▶

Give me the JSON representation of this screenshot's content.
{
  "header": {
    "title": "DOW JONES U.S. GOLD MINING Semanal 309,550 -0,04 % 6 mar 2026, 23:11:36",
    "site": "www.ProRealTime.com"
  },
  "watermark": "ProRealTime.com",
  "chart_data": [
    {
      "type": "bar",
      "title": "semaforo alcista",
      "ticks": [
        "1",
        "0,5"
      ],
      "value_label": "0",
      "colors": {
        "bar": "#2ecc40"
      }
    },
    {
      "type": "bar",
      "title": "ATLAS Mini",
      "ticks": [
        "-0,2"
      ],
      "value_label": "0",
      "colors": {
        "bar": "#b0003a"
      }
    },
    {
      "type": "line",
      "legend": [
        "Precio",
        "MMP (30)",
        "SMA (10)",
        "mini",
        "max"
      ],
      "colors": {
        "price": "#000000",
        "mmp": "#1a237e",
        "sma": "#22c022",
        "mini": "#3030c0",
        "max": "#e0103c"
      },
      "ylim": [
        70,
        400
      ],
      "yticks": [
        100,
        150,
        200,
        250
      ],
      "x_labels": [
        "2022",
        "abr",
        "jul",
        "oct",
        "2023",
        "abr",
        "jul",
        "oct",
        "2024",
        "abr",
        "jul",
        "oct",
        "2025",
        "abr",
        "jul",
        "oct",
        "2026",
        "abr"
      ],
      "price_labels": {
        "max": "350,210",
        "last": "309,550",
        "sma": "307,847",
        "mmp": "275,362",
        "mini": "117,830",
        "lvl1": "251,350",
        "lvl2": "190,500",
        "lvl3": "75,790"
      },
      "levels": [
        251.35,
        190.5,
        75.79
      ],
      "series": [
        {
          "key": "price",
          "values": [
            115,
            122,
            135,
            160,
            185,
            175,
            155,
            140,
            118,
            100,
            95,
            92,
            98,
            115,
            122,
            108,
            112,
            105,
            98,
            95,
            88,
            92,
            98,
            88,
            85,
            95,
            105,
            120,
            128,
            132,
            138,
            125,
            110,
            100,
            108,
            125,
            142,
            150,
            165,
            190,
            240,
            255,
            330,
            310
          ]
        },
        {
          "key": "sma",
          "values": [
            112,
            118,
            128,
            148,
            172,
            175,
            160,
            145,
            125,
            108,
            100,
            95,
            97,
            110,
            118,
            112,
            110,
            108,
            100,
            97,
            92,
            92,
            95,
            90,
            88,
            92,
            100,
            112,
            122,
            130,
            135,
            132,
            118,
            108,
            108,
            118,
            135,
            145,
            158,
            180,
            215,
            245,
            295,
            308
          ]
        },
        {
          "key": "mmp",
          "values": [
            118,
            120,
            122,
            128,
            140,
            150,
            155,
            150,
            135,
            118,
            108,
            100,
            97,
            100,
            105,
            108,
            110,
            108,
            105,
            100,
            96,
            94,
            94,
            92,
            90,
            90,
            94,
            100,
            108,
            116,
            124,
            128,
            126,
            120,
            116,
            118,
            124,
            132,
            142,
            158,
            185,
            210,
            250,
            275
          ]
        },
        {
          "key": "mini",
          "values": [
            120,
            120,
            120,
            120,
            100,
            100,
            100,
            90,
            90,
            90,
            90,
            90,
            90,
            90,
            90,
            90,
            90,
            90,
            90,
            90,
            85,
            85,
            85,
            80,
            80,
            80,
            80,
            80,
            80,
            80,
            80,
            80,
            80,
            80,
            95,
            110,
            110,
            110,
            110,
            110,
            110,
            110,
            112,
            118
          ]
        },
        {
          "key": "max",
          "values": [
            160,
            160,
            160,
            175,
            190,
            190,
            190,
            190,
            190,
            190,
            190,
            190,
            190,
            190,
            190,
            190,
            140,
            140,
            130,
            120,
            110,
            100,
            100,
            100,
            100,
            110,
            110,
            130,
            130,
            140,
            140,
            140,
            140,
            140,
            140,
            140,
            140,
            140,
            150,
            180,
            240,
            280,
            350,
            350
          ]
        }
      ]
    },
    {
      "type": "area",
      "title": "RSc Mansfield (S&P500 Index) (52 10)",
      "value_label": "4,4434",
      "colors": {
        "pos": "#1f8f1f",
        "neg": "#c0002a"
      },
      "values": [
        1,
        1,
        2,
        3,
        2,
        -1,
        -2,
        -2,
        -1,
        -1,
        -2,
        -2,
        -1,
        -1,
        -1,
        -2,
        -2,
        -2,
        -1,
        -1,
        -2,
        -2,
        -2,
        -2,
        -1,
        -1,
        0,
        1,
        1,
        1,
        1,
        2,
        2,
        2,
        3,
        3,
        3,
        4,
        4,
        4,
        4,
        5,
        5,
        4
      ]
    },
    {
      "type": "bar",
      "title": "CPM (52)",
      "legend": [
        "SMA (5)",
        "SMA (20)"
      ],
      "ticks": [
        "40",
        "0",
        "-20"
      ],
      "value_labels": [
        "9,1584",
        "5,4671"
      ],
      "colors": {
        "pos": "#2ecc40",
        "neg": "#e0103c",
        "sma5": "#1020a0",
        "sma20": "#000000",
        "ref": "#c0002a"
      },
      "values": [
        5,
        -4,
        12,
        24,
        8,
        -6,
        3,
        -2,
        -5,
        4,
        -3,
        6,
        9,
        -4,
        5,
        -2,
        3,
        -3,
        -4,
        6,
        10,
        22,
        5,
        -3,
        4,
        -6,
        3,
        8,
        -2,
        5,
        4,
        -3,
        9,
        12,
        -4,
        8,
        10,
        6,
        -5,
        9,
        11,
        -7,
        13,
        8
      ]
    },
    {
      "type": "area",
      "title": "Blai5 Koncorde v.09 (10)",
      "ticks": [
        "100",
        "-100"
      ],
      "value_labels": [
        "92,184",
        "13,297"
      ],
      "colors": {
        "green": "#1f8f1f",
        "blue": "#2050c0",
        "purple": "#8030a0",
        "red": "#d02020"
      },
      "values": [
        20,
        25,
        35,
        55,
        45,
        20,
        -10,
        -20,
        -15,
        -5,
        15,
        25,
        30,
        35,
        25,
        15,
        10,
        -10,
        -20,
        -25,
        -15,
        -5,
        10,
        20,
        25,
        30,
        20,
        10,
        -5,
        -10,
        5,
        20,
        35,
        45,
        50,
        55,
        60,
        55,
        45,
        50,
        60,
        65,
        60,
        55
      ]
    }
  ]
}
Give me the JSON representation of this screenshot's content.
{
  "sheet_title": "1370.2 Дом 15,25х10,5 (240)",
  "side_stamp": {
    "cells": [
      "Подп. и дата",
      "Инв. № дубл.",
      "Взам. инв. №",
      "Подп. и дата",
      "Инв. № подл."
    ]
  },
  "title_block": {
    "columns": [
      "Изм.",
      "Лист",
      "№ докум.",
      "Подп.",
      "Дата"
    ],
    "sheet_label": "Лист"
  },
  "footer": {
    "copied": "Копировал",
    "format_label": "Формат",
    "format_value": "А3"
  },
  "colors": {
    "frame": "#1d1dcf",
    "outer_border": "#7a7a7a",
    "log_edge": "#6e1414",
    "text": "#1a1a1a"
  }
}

◀

Directions for this task:
Would you write down every record again, exactly?

Exercise result:
Give me the JSON representation of this screenshot's content.
{
  "header": {
    "title": "DOW JONES U.S. GOLD MINING Semanal 309,550 -0,04 % 6 mar 2026, 23:11:36",
    "site": "www.ProRealTime.com"
  },
  "watermark": "ProRealTime.com",
  "chart_data": [
    {
      "type": "bar",
      "title": "semaforo alcista",
      "ticks": [
        "1",
        "0,5"
      ],
      "value_label": "0",
      "colors": {
        "bar": "#2ecc40"
      }
    },
    {
      "type": "bar",
      "title": "ATLAS Mini",
      "ticks": [
        "-0,2"
      ],
      "value_label": "0",
      "colors": {
        "bar": "#b0003a"
      }
    },
    {
      "type": "line",
      "legend": [
        "Precio",
        "MMP (30)",
        "SMA (10)",
        "mini",
        "max"
      ],
      "colors": {
        "price": "#000000",
        "mmp": "#1a237e",
        "sma": "#22c022",
        "mini": "#3030c0",
        "max": "#e0103c"
      },
      "ylim": [
        70,
        400
      ],
      "yticks": [
        100,
        150,
        200,
        250
      ],
      "x_labels": [
        "2022",
        "abr",
        "jul",
        "oct",
        "2023",
        "abr",
        "jul",
        "oct",
        "2024",
        "abr",
        "jul",
        "oct",
        "2025",
        "abr",
        "jul",
        "oct",
        "2026",
        "abr"
      ],
      "price_labels": {
        "max": "350,210",
        "last": "309,550",
        "sma": "307,847",
        "mmp": "275,362",
        "mini": "117,830",
        "lvl1": "251,350",
        "lvl2": "190,500",
        "lvl3": "75,790"
      },
      "levels": [
        251.35,
        190.5,
        75.79
      ],
      "series": [
        {
          "key": "price",
          "values": [
            115,
            122,
            135,
            160,
            185,
            175,
            155,
            140,
            118,
            100,
            95,
            92,
            98,
            115,
            122,
            108,
            112,
            105,
            98,
            95,
            88,
            92,
            98,
            88,
            85,
            95,
            105,
            120,
            128,
            132,
            138,
            125,
            110,
            100,
            108,
            125,
            142,
            150,
            165,
            190,
            240,
            255,
            330,
            310
          ]
        },
        {
          "key": "sma",
          "values": [
            112,
            118,
            128,
            148,
            172,
            175,
            160,
            145,
            125,
            108,
            100,
            95,
            97,
            110,
            118,
            112,
            110,
            108,
            100,
            97,
            92,
            92,
            95,
            90,
            88,
            92,
            100,
            112,
            122,
            130,
            135,
            132,
            118,
            108,
            108,
            118,
            135,
            145,
            158,
            180,
            215,
            245,
            295,
            308
          ]
        },
        {
          "key": "mmp",
          "values": [
            118,
            120,
            122,
            128,
            140,
            150,
            155,
            150,
            135,
            118,
            108,
            100,
            97,
            100,
            105,
            108,
            110,
            108,
            105,
            100,
            96,
            94,
            94,
            92,
            90,
            90,
            94,
            100,
            108,
            116,
            124,
            128,
            126,
            120,
            116,
            118,
            124,
            132,
            142,
            158,
            185,
            210,
            250,
            275
          ]
        },
        {
          "key": "mini",
          "values": [
            120,
            120,
            120,
            120,
            100,
            100,
            100,
            90,
            90,
            90,
            90,
            90,
            90,
            90,
            90,
            90,
            90,
            90,
            90,
            90,
            85,
            85,
            85,
            80,
            80,
            80,
            80,
            80,
            80,
            80,
            80,
            80,
            80,
            80,
            95,
            110,
            110,
            110,
            110,
            110,
            110,
            110,
            112,
            118
          ]
        },
        {
          "key": "max",
          "values": [
            160,
            160,
            160,
            175,
            190,
            190,
            190,
            190,
            190,
            190,
            190,
            190,
            190,
            190,
            190,
            190,
            140,
            140,
            130,
            120,
            110,
            100,
            100,
            100,
            100,
            110,
            110,
            130,
            130,
            140,
            140,
            140,
            140,
            140,
            140,
            140,
            140,
            140,
            150,
            180,
            240,
            280,
            350,
            350
          ]
        }
      ]
    },
    {
      "type": "area",
      "title": "RSc Mansfield (S&P500 Index) (52 10)",
      "value_label": "4,4434",
      "colors": {
        "pos": "#1f8f1f",
        "neg": "#c0002a"
      },
      "values": [
        1,
        1,
        2,
        3,
        2,
        -1,
        -2,
        -2,
        -1,
        -1,
        -2,
        -2,
        -1,
        -1,
        -1,
        -2,
        -2,
        -2,
        -1,
        -1,
        -2,
        -2,
        -2,
        -2,
        -1,
        -1,
        0,
        1,
        1,
        1,
        1,
        2,
        2,
        2,
        3,
        3,
        3,
        4,
        4,
        4,
        4,
        5,
        5,
        4
      ]
    },
    {
      "type": "bar",
      "title": "CPM (52)",
      "legend": [
        "SMA (5)",
        "SMA (20)"
      ],
      "ticks": [
        "40",
        "0",
        "-20"
      ],
      "value_labels": [
        "9,1584",
        "5,4671"
      ],
      "colors": {
        "pos": "#2ecc40",
        "neg": "#e0103c",
        "sma5": "#1020a0",
        "sma20": "#000000",
        "ref": "#c0002a"
      },
      "values": [
        5,
        -4,
        12,
        24,
        8,
        -6,
        3,
        -2,
        -5,
        4,
        -3,
        6,
        9,
        -4,
        5,
        -2,
        3,
        -3,
        -4,
        6,
        10,
        22,
        5,
        -3,
        4,
        -6,
        3,
        8,
        -2,
        5,
        4,
        -3,
        9,
        12,
        -4,
        8,
        10,
        6,
        -5,
        9,
        11,
        -7,
        13,
        8
      ]
    },
    {
      "type": "area",
      "title": "Blai5 Koncorde v.09 (10)",
      "ticks": [
        "100",
        "-100"
      ],
      "value_labels": [
        "92,184",
        "13,297"
      ],
      "colors": {
        "green": "#1f8f1f",
        "blue": "#2050c0",
        "purple": "#8030a0",
        "red": "#d02020"
      },
      "values": [
        20,
        25,
        35,
        55,
        45,
        20,
        -10,
        -20,
        -15,
        -5,
        15,
        25,
        30,
        35,
        25,
        15,
        10,
        -10,
        -20,
        -25,
        -15,
        -5,
        10,
        20,
        25,
        30,
        20,
        10,
        -5,
        -10,
        5,
        20,
        35,
        45,
        50,
        55,
        60,
        55,
        45,
        50,
        60,
        65,
        60,
        55
      ]
    }
  ]
}
Give me the JSON representation of this screenshot's content.
{
  "sheet_title": "1370.2 Дом 15,25х10,5 (240)",
  "side_stamp": {
    "cells": [
      "Подп. и дата",
      "Инв. № дубл.",
      "Взам. инв. №",
      "Подп. и дата",
      "Инв. № подл."
    ]
  },
  "title_block": {
    "columns": [
      "Изм.",
      "Лист",
      "№ докум.",
      "Подп.",
      "Дата"
    ],
    "sheet_label": "Лист"
  },
  "footer": {
    "copied": "Копировал",
    "format_label": "Формат",
    "format_value": "А3"
  },
  "colors": {
    "frame": "#1d1dcf",
    "outer_border": "#7a7a7a",
    "log_edge": "#6e1414",
    "text": "#1a1a1a"
  }
}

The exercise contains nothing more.